WORK REQUIRED:
Using the material that follows, identify and copy each line with the string "name".
** START OF INPUT FOR THIS TASK **
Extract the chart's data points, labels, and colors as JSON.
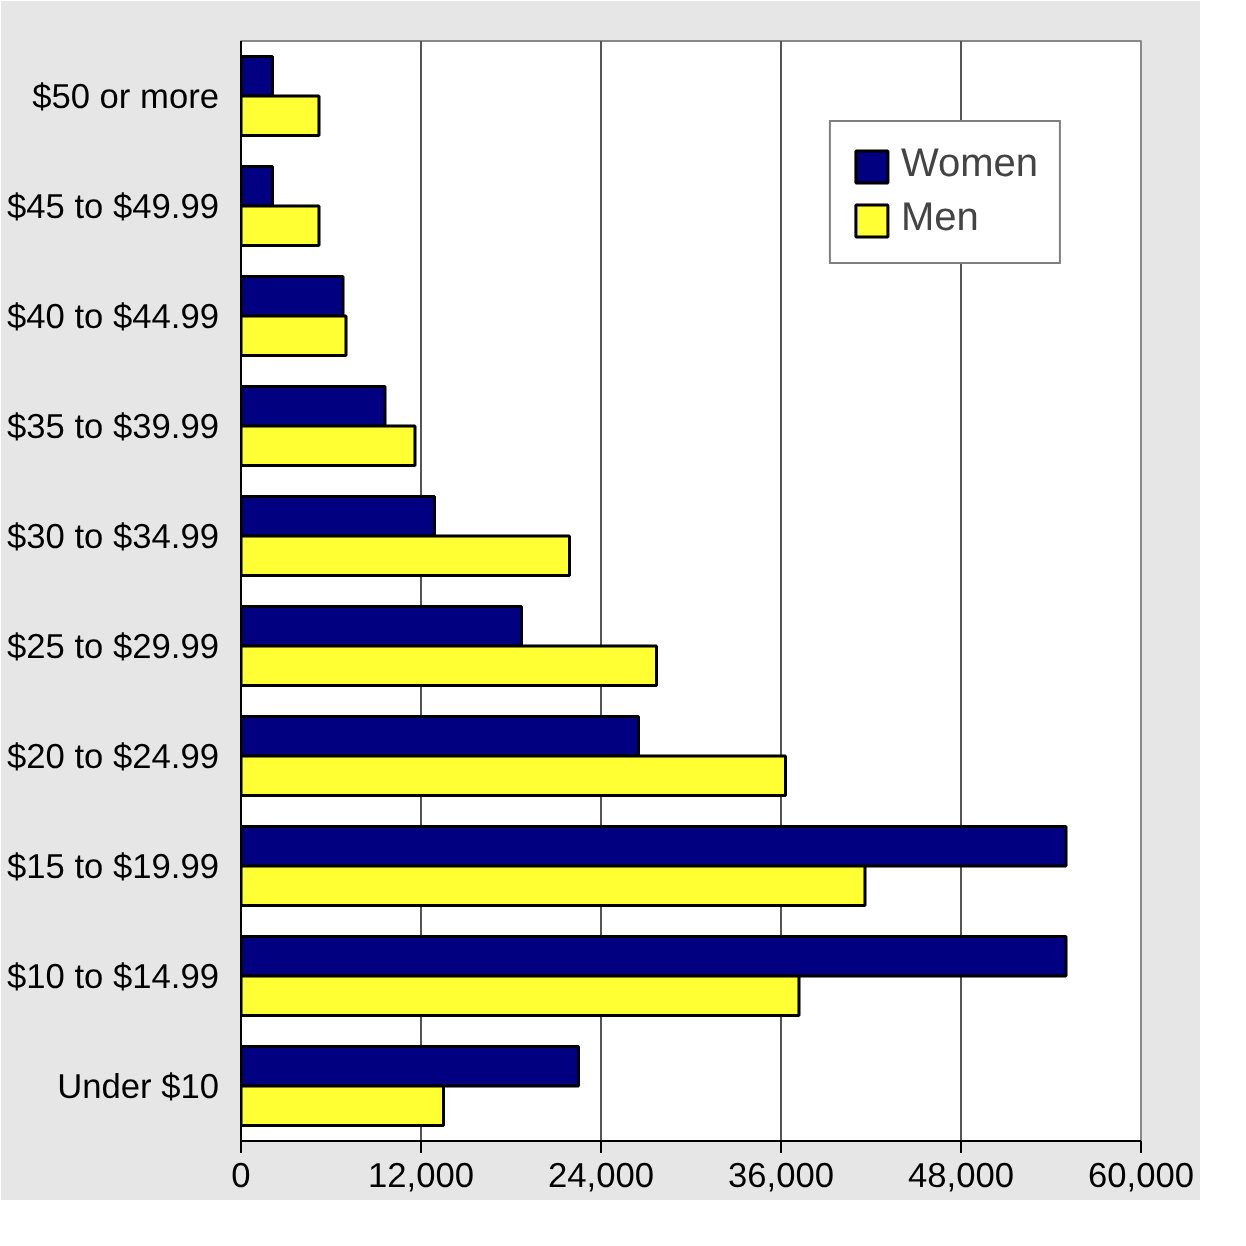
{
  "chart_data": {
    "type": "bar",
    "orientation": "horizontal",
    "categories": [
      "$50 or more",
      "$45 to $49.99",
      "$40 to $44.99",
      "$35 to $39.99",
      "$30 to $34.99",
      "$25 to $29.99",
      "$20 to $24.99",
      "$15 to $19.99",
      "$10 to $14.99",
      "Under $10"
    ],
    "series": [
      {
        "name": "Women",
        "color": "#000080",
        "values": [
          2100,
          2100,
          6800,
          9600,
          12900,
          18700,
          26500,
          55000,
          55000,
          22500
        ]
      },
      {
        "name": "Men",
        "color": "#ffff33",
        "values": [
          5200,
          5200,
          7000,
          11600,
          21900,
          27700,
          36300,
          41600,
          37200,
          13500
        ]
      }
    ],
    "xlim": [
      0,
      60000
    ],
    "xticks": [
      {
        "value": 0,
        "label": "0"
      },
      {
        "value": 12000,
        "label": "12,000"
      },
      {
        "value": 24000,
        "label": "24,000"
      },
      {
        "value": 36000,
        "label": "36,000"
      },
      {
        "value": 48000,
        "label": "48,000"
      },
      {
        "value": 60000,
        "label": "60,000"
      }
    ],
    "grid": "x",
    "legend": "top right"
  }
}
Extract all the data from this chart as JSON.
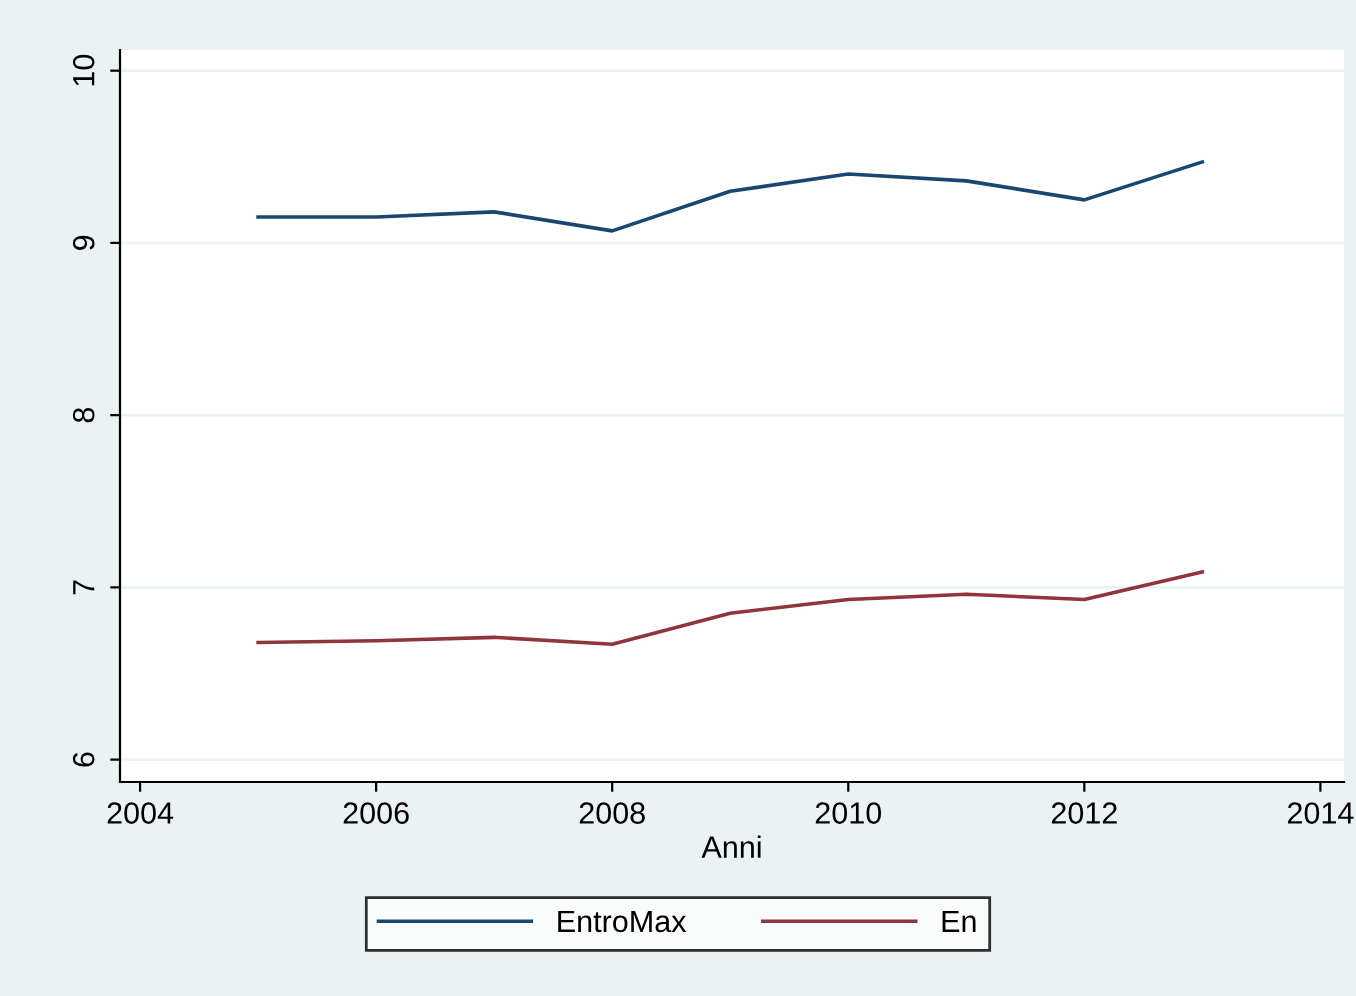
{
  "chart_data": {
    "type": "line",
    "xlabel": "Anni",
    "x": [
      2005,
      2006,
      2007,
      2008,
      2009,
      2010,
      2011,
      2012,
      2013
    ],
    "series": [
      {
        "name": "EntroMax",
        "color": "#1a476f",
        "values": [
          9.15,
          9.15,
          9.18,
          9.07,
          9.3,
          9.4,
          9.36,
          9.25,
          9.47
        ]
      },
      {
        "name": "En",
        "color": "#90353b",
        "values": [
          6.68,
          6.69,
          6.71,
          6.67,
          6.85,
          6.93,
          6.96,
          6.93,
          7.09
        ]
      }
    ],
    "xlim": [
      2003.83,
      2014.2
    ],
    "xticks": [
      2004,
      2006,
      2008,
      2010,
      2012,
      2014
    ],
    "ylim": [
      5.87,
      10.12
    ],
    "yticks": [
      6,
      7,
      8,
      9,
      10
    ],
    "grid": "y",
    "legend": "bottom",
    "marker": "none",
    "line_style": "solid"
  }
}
** END OF INPUT FOR THIS TASK **
** START OF INPUT FOR THIS TASK **
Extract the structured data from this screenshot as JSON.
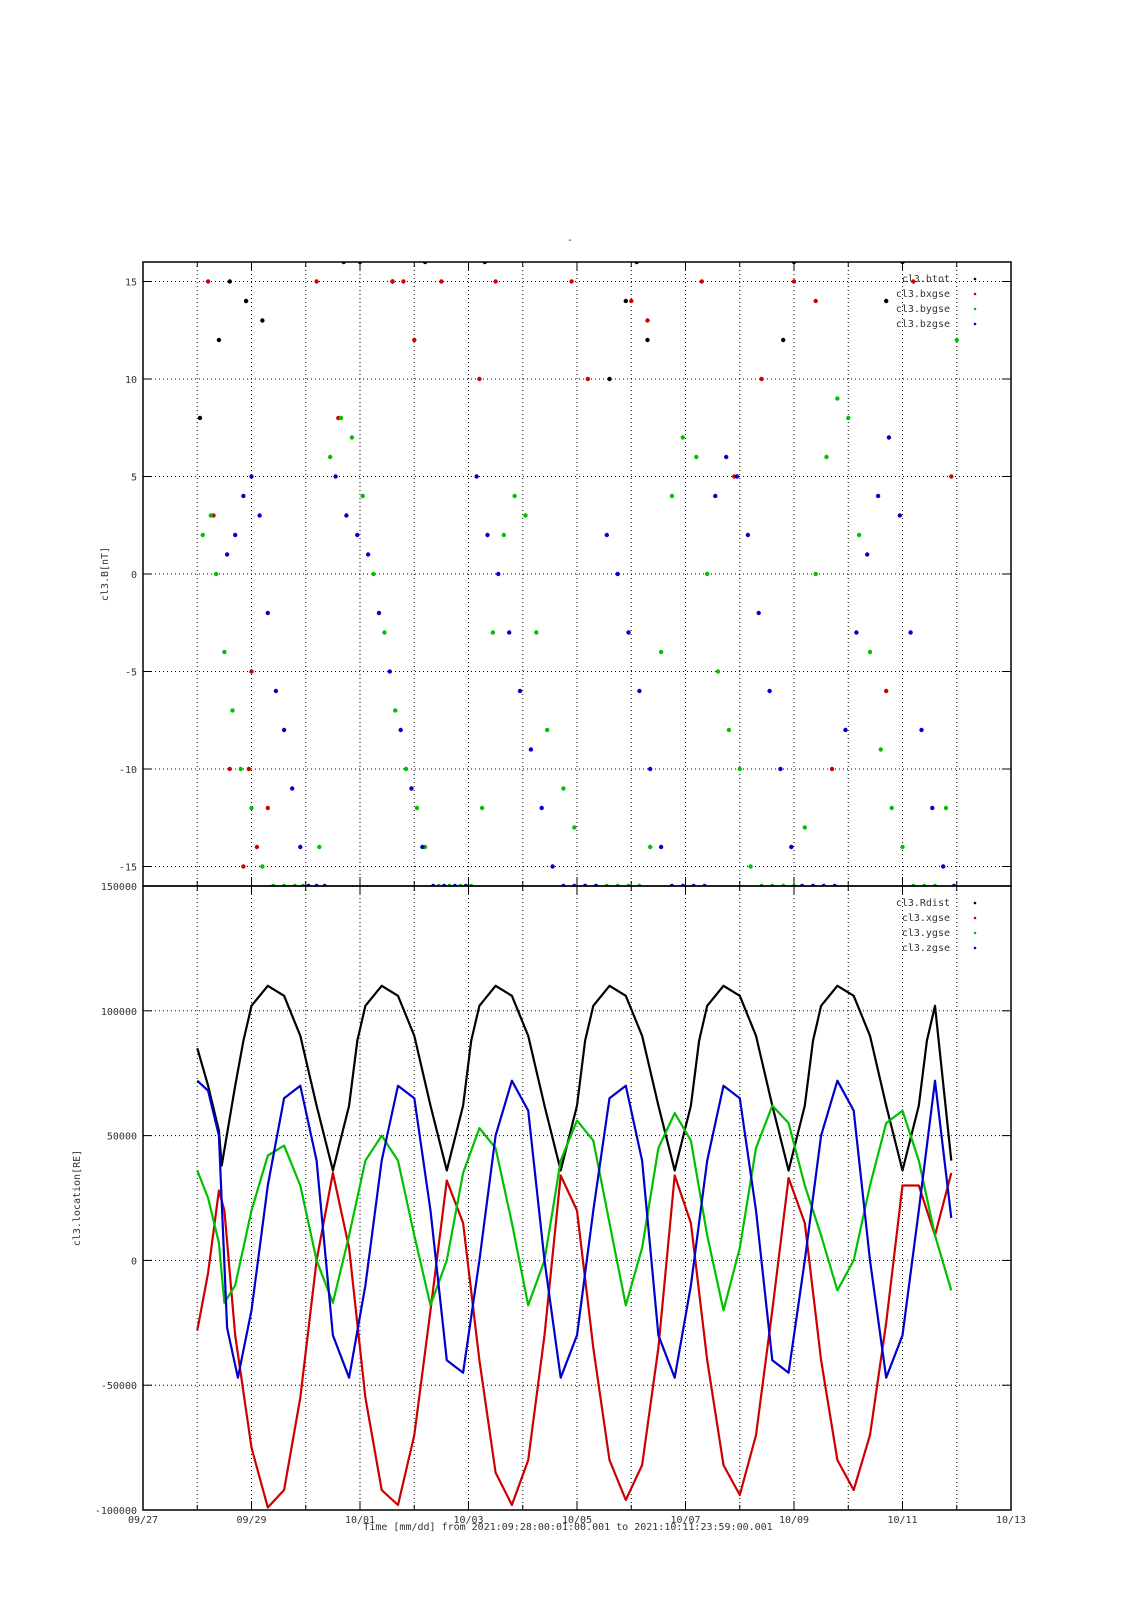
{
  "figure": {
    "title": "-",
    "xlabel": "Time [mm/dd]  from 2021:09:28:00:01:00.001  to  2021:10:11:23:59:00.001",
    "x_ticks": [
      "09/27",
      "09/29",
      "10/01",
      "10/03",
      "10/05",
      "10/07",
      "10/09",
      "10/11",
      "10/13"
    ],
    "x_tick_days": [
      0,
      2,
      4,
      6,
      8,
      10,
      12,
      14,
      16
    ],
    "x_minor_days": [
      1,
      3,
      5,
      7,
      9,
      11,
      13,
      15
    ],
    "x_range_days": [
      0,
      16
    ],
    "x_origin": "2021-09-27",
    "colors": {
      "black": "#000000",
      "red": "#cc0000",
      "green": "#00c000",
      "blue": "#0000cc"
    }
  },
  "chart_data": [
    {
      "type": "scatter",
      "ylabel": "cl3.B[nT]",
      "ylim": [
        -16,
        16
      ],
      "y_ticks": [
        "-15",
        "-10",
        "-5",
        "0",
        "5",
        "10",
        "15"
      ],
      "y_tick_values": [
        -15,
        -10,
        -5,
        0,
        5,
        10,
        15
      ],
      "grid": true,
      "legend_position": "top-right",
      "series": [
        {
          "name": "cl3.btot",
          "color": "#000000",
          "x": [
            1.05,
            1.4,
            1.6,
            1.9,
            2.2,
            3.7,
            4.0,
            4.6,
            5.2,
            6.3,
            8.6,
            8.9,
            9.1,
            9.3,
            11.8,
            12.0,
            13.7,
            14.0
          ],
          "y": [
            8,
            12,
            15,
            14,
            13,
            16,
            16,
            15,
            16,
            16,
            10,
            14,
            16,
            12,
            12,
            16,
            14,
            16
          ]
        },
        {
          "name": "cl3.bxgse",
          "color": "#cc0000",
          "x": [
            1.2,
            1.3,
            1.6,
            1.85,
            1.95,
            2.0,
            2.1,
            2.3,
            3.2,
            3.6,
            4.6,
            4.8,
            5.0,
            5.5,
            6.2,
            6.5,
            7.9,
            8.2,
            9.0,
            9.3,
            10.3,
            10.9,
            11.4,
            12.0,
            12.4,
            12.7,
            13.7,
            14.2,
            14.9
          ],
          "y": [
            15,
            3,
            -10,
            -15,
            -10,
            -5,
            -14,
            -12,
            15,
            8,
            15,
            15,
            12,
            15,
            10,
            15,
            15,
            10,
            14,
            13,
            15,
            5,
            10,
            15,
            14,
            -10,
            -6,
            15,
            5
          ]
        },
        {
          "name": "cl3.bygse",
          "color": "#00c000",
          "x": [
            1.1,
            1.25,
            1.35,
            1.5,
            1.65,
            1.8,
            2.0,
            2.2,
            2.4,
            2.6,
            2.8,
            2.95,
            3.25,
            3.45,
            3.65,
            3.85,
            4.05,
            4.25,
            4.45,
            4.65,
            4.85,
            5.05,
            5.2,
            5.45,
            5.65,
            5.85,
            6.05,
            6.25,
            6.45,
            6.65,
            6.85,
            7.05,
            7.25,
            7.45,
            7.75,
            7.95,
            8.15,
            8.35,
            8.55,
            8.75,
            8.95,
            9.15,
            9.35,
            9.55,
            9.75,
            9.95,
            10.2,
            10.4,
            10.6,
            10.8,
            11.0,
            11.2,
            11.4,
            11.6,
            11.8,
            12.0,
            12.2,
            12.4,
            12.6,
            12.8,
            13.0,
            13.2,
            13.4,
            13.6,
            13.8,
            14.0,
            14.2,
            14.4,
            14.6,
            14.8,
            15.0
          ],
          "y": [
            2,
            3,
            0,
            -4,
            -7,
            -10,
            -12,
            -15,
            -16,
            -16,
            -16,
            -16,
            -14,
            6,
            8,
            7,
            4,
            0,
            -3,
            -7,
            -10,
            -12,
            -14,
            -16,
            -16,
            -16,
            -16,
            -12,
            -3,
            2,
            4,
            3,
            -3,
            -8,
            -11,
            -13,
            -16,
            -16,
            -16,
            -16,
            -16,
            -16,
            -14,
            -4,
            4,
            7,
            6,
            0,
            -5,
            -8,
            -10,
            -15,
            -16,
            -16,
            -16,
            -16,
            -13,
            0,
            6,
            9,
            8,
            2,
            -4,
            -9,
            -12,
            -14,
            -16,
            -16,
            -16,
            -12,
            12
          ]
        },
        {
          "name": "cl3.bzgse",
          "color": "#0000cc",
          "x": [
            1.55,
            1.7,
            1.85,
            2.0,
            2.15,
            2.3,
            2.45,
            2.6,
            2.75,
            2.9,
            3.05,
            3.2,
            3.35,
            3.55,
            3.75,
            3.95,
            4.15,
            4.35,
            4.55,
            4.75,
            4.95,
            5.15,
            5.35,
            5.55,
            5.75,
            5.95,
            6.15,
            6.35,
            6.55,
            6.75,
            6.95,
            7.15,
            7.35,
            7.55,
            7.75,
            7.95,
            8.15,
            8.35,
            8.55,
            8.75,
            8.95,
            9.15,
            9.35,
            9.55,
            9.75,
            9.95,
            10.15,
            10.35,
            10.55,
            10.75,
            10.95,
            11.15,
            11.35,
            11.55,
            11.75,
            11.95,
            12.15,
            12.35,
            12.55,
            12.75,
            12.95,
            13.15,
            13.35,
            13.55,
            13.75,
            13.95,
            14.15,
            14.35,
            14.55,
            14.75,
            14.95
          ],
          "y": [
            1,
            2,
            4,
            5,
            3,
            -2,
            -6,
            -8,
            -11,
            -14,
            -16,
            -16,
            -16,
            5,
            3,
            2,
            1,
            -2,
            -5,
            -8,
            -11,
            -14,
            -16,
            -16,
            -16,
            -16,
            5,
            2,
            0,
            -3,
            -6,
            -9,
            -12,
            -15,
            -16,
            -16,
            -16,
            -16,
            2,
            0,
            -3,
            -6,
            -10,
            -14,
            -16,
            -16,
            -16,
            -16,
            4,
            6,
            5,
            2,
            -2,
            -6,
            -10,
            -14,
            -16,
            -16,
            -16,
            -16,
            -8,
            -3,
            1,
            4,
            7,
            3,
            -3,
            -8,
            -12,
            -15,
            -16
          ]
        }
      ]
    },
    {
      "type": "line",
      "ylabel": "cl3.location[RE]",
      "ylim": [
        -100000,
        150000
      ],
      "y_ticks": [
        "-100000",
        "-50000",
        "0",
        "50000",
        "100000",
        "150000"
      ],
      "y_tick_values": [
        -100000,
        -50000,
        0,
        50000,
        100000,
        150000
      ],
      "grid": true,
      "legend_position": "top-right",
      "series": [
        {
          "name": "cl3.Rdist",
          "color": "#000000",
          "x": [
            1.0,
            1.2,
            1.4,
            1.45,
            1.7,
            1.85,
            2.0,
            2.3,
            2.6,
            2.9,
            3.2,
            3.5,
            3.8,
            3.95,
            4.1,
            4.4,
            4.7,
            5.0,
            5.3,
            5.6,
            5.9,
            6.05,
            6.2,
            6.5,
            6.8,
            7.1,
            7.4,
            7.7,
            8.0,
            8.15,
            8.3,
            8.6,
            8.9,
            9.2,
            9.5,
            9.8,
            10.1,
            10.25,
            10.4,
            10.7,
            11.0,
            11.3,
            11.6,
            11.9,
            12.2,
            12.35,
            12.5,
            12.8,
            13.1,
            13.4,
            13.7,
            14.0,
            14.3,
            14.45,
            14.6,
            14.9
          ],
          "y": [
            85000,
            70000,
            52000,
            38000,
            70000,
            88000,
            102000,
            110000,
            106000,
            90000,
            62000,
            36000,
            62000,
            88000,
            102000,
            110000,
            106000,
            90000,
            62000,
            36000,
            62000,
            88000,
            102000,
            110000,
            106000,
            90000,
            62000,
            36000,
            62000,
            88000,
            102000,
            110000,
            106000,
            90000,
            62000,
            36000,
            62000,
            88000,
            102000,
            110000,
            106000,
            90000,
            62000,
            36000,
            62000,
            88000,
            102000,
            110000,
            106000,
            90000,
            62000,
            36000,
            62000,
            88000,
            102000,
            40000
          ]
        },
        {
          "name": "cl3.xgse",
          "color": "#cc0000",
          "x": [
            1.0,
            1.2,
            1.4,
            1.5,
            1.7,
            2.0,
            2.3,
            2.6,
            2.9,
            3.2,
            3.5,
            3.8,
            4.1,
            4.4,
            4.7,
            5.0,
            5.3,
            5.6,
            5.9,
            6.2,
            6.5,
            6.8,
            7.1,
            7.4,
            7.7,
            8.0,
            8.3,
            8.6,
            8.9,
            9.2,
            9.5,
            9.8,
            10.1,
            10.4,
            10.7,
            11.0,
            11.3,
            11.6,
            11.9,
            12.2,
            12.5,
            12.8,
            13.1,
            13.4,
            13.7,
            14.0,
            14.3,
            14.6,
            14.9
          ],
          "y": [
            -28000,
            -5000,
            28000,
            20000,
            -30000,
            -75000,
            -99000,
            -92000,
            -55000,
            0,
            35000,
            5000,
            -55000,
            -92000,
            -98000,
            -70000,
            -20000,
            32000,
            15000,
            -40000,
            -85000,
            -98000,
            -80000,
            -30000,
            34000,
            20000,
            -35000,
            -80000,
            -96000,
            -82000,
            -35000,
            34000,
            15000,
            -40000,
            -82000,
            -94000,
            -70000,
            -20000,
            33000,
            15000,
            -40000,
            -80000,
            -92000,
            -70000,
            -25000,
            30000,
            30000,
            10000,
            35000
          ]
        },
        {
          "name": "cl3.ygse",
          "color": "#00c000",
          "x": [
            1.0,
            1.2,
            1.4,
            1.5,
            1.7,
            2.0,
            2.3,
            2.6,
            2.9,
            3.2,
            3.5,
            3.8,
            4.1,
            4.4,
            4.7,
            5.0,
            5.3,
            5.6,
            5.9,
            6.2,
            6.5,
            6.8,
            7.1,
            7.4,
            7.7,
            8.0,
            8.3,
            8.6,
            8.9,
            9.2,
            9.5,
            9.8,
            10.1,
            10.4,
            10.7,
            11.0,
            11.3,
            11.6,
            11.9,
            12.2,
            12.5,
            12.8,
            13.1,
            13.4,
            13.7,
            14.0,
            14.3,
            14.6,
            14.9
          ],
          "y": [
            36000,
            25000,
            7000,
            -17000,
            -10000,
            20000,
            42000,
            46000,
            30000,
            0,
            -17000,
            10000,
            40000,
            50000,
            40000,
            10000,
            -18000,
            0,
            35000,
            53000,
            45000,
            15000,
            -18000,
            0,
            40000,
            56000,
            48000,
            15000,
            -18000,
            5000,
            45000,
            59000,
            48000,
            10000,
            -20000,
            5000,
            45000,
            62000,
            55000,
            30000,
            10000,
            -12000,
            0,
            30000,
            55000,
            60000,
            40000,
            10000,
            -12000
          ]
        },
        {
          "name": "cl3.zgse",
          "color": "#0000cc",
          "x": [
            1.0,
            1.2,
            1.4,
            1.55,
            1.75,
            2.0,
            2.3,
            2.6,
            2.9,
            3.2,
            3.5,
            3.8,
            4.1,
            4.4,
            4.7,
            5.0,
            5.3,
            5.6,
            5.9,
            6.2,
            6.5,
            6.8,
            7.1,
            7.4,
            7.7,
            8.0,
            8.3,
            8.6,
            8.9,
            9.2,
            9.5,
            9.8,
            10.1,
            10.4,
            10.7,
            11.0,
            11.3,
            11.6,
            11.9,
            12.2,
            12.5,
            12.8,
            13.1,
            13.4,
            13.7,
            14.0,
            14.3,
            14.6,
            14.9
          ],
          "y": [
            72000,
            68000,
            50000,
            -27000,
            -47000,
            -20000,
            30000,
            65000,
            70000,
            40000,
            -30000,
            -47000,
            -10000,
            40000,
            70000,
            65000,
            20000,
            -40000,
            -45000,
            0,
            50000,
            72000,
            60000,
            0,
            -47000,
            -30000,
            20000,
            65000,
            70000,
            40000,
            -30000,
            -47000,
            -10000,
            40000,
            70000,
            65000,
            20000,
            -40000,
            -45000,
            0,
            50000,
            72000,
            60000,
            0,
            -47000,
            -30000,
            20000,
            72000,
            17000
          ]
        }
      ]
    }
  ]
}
** END OF INPUT FOR THIS TASK **
EXERCISE RESULT:
        "name": "Women",
        "name": "Men",
        "name": "EntroMax",
        "name": "En",
          "name": "cl3.btot",
          "name": "cl3.bxgse",
          "name": "cl3.bygse",
          "name": "cl3.bzgse",
          "name": "cl3.Rdist",
          "name": "cl3.xgse",
          "name": "cl3.ygse",
          "name": "cl3.zgse",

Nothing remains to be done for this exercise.